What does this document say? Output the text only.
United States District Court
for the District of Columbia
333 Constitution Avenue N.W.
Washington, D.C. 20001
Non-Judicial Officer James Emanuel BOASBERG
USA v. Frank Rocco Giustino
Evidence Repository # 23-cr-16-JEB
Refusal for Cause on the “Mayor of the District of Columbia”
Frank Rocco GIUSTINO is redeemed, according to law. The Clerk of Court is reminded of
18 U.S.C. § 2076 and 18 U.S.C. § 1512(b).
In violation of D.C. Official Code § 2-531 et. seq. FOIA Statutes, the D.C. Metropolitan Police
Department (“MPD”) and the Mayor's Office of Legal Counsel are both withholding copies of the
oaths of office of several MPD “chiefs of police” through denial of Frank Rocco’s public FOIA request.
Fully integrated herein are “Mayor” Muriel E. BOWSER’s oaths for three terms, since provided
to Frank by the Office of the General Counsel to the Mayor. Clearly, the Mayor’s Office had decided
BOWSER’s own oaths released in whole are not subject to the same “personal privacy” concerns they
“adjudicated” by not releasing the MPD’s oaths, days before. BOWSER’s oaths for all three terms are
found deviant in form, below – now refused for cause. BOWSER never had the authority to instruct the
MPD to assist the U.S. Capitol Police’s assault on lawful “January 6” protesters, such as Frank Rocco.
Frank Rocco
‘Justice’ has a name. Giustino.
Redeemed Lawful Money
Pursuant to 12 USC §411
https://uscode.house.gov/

________________

Which lines above contain the word "Frank"? Copy each of them.

» Completed exercise:
USA v. Frank Rocco Giustino
Frank Rocco GIUSTINO is redeemed, according to law. The Clerk of Court is reminded of
oaths of office of several MPD “chiefs of police” through denial of Frank Rocco’s public FOIA request.
to Frank by the Office of the General Counsel to the Mayor. Clearly, the Mayor’s Office had decided
MPD to assist the U.S. Capitol Police’s assault on lawful “January 6” protesters, such as Frank Rocco.
Frank Rocco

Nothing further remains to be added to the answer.